• **Short problem**: Transcribe all of the material exactly. Any picture in it should be left out.

• **Records supplied**:

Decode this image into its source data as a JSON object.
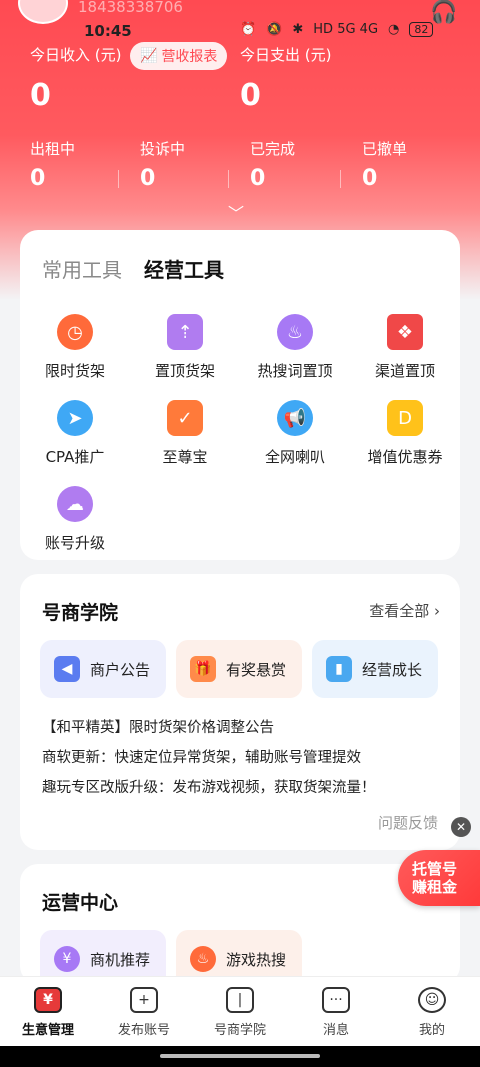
{
  "status": {
    "phone": "18438338706",
    "time": "10:45",
    "network": "HD 5G 4G",
    "battery": "82"
  },
  "header": {
    "income_label": "今日收入 (元)",
    "report_button": "营收报表",
    "expense_label": "今日支出 (元)",
    "income_value": "0",
    "expense_value": "0",
    "stats": [
      {
        "label": "出租中",
        "value": "0"
      },
      {
        "label": "投诉中",
        "value": "0"
      },
      {
        "label": "已完成",
        "value": "0"
      },
      {
        "label": "已撤单",
        "value": "0"
      }
    ]
  },
  "tools": {
    "tabs": [
      {
        "label": "常用工具",
        "active": false
      },
      {
        "label": "经营工具",
        "active": true
      }
    ],
    "items": [
      {
        "label": "限时货架",
        "icon": "clock-icon",
        "color": "#ff6a3a"
      },
      {
        "label": "置顶货架",
        "icon": "pin-top-icon",
        "color": "#b07cf0"
      },
      {
        "label": "热搜词置顶",
        "icon": "flame-icon",
        "color": "#a779f5"
      },
      {
        "label": "渠道置顶",
        "icon": "cubes-icon",
        "color": "#f04848"
      },
      {
        "label": "CPA推广",
        "icon": "paper-plane-icon",
        "color": "#3fa8f5"
      },
      {
        "label": "至尊宝",
        "icon": "shield-check-icon",
        "color": "#ff7a3a"
      },
      {
        "label": "全网喇叭",
        "icon": "megaphone-icon",
        "color": "#3fa8f5"
      },
      {
        "label": "增值优惠券",
        "icon": "coupon-icon",
        "color": "#ffc21a"
      },
      {
        "label": "账号升级",
        "icon": "cloud-upload-icon",
        "color": "#b07cf0"
      }
    ]
  },
  "academy": {
    "title": "号商学院",
    "more": "查看全部",
    "buttons": [
      {
        "label": "商户公告",
        "icon": "speaker-icon",
        "color": "#5b7cf0",
        "bg": "#eef0fd"
      },
      {
        "label": "有奖悬赏",
        "icon": "gift-box-icon",
        "color": "#ff8a4a",
        "bg": "#fdf0ea"
      },
      {
        "label": "经营成长",
        "icon": "bookmark-icon",
        "color": "#4aa8f0",
        "bg": "#eaf3fd"
      }
    ],
    "news": [
      "【和平精英】限时货架价格调整公告",
      "商软更新：快速定位异常货架，辅助账号管理提效",
      "趣玩专区改版升级：发布游戏视频，获取货架流量！"
    ],
    "feedback": "问题反馈"
  },
  "promo": {
    "line1": "托管号",
    "line2": "赚租金"
  },
  "ops": {
    "title": "运营中心",
    "buttons": [
      {
        "label": "商机推荐",
        "icon": "yen-bulb-icon",
        "color": "#a779f5",
        "bg": "#f2eefd"
      },
      {
        "label": "游戏热搜",
        "icon": "flame-icon",
        "color": "#ff6a3a",
        "bg": "#fdf0ea"
      }
    ]
  },
  "nav": [
    {
      "label": "生意管理",
      "icon": "wallet-icon",
      "active": true
    },
    {
      "label": "发布账号",
      "icon": "plus-square-icon",
      "active": false
    },
    {
      "label": "号商学院",
      "icon": "book-icon",
      "active": false
    },
    {
      "label": "消息",
      "icon": "chat-bubble-icon",
      "active": false
    },
    {
      "label": "我的",
      "icon": "user-icon",
      "active": false
    }
  ]
}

• **Finished answer**:
Decode this image into its source data as a JSON object.
{
  "status": {
    "phone": "18438338706",
    "time": "10:45",
    "network": "HD 5G 4G",
    "battery": "82"
  },
  "header": {
    "income_label": "今日收入 (元)",
    "report_button": "营收报表",
    "expense_label": "今日支出 (元)",
    "income_value": "0",
    "expense_value": "0",
    "stats": [
      {
        "label": "出租中",
        "value": "0"
      },
      {
        "label": "投诉中",
        "value": "0"
      },
      {
        "label": "已完成",
        "value": "0"
      },
      {
        "label": "已撤单",
        "value": "0"
      }
    ]
  },
  "tools": {
    "tabs": [
      {
        "label": "常用工具",
        "active": false
      },
      {
        "label": "经营工具",
        "active": true
      }
    ],
    "items": [
      {
        "label": "限时货架",
        "icon": "clock-icon",
        "color": "#ff6a3a"
      },
      {
        "label": "置顶货架",
        "icon": "pin-top-icon",
        "color": "#b07cf0"
      },
      {
        "label": "热搜词置顶",
        "icon": "flame-icon",
        "color": "#a779f5"
      },
      {
        "label": "渠道置顶",
        "icon": "cubes-icon",
        "color": "#f04848"
      },
      {
        "label": "CPA推广",
        "icon": "paper-plane-icon",
        "color": "#3fa8f5"
      },
      {
        "label": "至尊宝",
        "icon": "shield-check-icon",
        "color": "#ff7a3a"
      },
      {
        "label": "全网喇叭",
        "icon": "megaphone-icon",
        "color": "#3fa8f5"
      },
      {
        "label": "增值优惠券",
        "icon": "coupon-icon",
        "color": "#ffc21a"
      },
      {
        "label": "账号升级",
        "icon": "cloud-upload-icon",
        "color": "#b07cf0"
      }
    ]
  },
  "academy": {
    "title": "号商学院",
    "more": "查看全部",
    "buttons": [
      {
        "label": "商户公告",
        "icon": "speaker-icon",
        "color": "#5b7cf0",
        "bg": "#eef0fd"
      },
      {
        "label": "有奖悬赏",
        "icon": "gift-box-icon",
        "color": "#ff8a4a",
        "bg": "#fdf0ea"
      },
      {
        "label": "经营成长",
        "icon": "bookmark-icon",
        "color": "#4aa8f0",
        "bg": "#eaf3fd"
      }
    ],
    "news": [
      "【和平精英】限时货架价格调整公告",
      "商软更新：快速定位异常货架，辅助账号管理提效",
      "趣玩专区改版升级：发布游戏视频，获取货架流量！"
    ],
    "feedback": "问题反馈"
  },
  "promo": {
    "line1": "托管号",
    "line2": "赚租金"
  },
  "ops": {
    "title": "运营中心",
    "buttons": [
      {
        "label": "商机推荐",
        "icon": "yen-bulb-icon",
        "color": "#a779f5",
        "bg": "#f2eefd"
      },
      {
        "label": "游戏热搜",
        "icon": "flame-icon",
        "color": "#ff6a3a",
        "bg": "#fdf0ea"
      }
    ]
  },
  "nav": [
    {
      "label": "生意管理",
      "icon": "wallet-icon",
      "active": true
    },
    {
      "label": "发布账号",
      "icon": "plus-square-icon",
      "active": false
    },
    {
      "label": "号商学院",
      "icon": "book-icon",
      "active": false
    },
    {
      "label": "消息",
      "icon": "chat-bubble-icon",
      "active": false
    },
    {
      "label": "我的",
      "icon": "user-icon",
      "active": false
    }
  ]
}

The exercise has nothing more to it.